= Source passage =
An estimated eight out of ten Black women will experience a traumatic event in their lifetime (pbs.org). Psychologist Inger Burnett‑Zeigler reminds us that trauma leaves an imprint on genes and can be passed down across generations (pbs.org). Black women are more likely to face childhood abuse, intimate partner violence and sexual assault (pbs.org), yet we are less likely to receive mental health care (sph.umich.edu). Structural factors—poverty, chronic stress, racism and limited access to culturally competent care—make us more vulnerable to developing post‑traumatic stress disorder (pbs.org). These disparities are not accidents; they are symptoms of a society that devalues Black bodies and dismisses our pain.
Living with complex trauma is like carrying a broken compass. You know where you want to go but cannot orient your steps.
I spent years mismanaging money, staying in toxic relationships and oversharing with anyone who would listen. My entrepreneurial journey was riddled with inconsistent schedules, cluttered spaces and missed deadlines. Some of this chaos is my ADHD, which makes time slippery (psychologytoday.com). But trauma added layers: hypervigilance keeps my nervous system in fight‑or‑flight; dissociation steals time; and chronic shame whispers that I don’t deserve stability. Without treatment, these patterns look like laziness or self‑sabotage. They are in fact untreated disorders. Healing, however, is not just about medication or talk therapy. As an artist I have found that creation is its own medicine.

= Provided material =
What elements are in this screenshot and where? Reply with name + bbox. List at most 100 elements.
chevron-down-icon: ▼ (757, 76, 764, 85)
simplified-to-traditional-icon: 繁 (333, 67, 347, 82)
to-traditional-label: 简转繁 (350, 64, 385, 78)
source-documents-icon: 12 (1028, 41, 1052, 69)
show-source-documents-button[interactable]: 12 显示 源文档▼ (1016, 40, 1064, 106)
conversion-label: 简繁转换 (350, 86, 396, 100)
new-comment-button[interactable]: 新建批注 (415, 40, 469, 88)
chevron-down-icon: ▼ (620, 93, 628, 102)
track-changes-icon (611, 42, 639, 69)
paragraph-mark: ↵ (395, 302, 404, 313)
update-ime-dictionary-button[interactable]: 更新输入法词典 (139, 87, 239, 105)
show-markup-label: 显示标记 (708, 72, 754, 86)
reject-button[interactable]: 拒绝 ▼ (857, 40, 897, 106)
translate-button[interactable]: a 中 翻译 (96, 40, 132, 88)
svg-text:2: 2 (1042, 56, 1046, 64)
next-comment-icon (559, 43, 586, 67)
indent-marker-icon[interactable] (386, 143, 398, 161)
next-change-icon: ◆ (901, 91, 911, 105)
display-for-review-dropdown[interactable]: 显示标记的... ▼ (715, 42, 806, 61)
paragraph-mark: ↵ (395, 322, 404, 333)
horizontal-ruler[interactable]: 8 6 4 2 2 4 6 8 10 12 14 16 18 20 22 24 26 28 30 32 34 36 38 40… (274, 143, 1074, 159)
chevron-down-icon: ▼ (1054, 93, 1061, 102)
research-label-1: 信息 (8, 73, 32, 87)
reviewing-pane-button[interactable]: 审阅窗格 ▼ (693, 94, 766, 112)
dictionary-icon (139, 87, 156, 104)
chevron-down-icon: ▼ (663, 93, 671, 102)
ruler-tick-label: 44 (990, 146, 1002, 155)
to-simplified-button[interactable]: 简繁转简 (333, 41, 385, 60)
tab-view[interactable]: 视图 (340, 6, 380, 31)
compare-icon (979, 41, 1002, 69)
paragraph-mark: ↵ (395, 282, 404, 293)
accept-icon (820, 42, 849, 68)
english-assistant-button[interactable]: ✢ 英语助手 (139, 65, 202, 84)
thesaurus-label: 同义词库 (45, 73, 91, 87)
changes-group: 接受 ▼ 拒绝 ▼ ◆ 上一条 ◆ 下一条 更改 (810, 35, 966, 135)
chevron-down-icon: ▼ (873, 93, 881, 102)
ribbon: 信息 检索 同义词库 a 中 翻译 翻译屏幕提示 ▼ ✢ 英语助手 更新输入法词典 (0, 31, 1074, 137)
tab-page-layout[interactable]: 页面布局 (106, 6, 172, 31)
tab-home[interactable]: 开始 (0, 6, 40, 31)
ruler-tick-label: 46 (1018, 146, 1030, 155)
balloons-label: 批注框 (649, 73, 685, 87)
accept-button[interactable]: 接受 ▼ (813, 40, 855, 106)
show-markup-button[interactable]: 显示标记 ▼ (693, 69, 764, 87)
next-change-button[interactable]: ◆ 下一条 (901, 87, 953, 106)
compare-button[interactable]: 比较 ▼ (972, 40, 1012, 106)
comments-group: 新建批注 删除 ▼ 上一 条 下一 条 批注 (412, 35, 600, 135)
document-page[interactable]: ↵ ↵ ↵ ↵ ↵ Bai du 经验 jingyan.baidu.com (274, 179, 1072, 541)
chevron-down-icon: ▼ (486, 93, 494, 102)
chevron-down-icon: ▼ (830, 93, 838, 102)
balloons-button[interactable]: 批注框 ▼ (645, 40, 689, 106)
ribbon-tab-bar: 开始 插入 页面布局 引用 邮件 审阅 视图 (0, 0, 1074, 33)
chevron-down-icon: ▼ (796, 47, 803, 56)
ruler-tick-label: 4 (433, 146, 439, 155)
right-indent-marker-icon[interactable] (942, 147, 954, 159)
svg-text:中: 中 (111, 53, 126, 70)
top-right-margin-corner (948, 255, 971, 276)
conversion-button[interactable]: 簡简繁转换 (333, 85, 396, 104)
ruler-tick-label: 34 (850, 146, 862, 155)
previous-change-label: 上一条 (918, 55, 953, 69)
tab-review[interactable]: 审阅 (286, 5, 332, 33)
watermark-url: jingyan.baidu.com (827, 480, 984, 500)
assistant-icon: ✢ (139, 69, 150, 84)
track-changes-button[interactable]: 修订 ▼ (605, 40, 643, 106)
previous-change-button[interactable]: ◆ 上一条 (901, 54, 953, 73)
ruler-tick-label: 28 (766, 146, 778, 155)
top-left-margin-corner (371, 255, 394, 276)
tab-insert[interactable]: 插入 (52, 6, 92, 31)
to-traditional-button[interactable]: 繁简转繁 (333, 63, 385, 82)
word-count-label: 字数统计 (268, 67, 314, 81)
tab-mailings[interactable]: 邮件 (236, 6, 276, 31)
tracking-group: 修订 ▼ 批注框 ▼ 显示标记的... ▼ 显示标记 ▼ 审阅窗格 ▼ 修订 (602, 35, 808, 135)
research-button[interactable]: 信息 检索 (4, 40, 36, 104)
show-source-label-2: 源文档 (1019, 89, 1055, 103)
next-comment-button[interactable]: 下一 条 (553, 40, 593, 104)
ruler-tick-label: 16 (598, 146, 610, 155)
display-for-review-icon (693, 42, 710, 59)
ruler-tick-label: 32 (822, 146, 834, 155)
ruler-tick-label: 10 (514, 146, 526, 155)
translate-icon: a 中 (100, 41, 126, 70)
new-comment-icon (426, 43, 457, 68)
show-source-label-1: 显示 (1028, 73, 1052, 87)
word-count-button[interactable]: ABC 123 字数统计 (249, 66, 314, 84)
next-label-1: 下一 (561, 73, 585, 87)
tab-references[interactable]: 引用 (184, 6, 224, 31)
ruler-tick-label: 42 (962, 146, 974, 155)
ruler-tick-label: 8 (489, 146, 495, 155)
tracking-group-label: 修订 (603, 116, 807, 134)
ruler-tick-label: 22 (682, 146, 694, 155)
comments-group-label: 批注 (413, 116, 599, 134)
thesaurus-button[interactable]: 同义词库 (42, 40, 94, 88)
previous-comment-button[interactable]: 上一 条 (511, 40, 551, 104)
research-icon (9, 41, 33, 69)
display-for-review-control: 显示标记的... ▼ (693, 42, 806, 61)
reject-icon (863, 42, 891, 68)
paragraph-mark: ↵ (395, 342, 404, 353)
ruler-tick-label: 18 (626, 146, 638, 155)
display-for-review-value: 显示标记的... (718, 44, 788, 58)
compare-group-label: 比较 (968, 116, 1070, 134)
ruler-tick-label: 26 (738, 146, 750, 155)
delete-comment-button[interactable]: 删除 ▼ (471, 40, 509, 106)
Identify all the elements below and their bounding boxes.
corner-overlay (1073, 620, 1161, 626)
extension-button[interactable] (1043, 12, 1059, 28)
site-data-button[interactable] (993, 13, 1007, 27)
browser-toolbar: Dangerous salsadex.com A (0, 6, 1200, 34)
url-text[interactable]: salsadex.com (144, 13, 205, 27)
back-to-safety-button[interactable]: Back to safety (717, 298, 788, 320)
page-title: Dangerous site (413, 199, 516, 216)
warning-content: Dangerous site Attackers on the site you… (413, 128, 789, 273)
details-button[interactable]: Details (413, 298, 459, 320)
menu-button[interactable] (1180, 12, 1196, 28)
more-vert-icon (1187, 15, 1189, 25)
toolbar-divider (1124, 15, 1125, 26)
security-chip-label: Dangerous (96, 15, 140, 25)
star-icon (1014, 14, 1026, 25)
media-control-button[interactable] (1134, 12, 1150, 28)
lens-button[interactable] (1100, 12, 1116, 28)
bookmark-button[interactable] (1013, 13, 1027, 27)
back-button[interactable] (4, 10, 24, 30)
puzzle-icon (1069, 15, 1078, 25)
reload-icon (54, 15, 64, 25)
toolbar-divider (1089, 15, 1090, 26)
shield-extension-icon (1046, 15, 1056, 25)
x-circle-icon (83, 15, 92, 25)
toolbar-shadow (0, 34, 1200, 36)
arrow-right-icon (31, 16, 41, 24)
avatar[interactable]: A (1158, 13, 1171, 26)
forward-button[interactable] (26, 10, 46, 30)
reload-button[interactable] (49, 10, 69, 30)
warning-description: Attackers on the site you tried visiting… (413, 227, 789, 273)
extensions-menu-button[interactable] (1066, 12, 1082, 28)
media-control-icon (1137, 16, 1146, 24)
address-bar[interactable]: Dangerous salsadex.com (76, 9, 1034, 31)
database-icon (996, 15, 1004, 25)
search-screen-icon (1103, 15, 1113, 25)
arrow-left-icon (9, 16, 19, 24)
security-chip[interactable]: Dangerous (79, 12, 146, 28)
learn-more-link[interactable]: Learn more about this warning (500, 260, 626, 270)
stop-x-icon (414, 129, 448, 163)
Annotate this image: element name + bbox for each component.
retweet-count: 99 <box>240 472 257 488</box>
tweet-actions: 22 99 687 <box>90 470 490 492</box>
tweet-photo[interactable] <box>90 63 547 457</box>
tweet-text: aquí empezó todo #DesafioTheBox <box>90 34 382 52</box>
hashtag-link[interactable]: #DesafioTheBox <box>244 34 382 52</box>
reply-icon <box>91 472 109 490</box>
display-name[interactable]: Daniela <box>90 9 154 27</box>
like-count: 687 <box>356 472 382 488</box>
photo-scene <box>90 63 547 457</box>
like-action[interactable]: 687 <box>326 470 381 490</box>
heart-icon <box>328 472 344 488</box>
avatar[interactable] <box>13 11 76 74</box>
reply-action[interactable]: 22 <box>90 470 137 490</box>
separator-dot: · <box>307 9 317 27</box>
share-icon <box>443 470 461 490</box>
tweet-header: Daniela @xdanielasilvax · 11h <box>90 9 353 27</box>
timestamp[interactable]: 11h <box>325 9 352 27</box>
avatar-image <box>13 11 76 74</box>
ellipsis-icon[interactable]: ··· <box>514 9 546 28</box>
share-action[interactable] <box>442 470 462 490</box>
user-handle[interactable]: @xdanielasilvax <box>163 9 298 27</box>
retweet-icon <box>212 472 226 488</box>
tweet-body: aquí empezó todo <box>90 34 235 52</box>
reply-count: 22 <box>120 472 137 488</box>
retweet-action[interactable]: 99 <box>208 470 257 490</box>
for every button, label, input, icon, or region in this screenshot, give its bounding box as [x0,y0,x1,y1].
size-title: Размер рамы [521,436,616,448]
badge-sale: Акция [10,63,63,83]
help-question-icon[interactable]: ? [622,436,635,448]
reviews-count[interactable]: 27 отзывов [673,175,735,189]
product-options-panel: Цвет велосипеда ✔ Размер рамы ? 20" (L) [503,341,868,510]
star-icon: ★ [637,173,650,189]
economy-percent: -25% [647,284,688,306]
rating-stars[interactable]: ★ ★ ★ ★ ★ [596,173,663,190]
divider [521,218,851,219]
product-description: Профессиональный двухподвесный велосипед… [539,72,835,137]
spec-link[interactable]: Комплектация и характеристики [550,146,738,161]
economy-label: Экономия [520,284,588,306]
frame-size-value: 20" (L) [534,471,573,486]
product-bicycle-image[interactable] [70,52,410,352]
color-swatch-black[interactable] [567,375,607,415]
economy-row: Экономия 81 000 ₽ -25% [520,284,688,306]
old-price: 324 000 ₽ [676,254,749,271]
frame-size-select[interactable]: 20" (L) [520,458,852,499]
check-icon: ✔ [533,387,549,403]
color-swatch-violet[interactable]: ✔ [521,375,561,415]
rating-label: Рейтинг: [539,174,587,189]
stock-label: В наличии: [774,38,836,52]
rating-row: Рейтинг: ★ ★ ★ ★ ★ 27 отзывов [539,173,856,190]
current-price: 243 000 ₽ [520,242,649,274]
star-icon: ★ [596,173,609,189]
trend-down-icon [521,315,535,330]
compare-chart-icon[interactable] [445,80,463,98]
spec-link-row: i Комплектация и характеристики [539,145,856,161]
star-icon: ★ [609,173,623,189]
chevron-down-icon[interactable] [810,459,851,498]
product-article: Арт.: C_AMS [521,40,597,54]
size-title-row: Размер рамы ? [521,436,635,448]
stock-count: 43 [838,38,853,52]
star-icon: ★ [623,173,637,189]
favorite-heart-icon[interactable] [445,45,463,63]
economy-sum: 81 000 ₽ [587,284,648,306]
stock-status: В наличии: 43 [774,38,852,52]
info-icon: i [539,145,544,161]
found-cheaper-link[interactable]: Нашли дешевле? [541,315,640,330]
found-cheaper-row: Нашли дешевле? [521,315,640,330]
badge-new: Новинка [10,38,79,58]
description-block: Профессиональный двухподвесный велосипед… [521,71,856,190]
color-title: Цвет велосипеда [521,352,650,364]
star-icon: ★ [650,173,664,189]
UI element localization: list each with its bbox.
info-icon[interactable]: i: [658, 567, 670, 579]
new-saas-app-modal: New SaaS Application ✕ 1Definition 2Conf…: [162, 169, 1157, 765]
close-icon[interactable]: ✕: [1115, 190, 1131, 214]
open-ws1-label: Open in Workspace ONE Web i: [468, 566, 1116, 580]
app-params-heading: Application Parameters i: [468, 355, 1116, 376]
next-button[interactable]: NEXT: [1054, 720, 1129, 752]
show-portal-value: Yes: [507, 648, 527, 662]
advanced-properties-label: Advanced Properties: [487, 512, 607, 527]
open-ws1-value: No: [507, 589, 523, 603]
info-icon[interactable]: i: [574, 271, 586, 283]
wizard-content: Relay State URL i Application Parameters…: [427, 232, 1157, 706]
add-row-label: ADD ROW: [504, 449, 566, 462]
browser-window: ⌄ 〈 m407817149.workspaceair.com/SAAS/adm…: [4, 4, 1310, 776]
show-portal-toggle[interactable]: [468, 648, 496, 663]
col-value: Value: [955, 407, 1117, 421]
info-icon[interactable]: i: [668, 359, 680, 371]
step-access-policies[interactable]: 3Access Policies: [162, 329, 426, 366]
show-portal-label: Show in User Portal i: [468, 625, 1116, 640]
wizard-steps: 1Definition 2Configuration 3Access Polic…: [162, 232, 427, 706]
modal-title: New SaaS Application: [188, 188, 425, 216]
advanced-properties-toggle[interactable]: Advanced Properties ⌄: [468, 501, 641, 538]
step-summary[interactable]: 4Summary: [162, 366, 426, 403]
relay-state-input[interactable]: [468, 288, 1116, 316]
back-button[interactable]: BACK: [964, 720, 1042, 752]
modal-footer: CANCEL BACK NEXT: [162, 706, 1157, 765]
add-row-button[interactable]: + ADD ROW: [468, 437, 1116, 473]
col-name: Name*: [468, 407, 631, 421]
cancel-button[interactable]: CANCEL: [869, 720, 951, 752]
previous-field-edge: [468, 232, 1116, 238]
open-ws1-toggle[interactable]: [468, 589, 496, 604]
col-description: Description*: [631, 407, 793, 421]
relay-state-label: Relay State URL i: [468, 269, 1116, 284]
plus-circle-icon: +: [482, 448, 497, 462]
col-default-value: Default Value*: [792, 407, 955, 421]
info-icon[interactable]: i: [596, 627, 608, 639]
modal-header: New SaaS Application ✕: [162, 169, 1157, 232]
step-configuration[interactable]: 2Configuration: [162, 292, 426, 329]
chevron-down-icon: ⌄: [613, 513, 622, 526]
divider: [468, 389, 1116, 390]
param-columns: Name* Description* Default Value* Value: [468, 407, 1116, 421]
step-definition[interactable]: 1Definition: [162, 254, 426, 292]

= Work task =
Reproduce word for word the part of the essay on trauma that opens with the words containing "I spent years" and closes with "its own medicine.". The items are separate material, unrelated to the essay on trauma.

= Result for this exercise =
I spent years mismanaging money, staying in toxic relationships and oversharing with anyone who would listen. My entrepreneurial journey was riddled with inconsistent schedules, cluttered spaces and missed deadlines. Some of this chaos is my ADHD, which makes time slippery (psychologytoday.com). But trauma added layers: hypervigilance keeps my nervous system in fight‑or‑flight; dissociation steals time; and chronic shame whispers that I don’t deserve stability. Without treatment, these patterns look like laziness or self‑sabotage. They are in fact untreated disorders. Healing, however, is not just about medication or talk therapy. As an artist I have found that creation is its own medicine.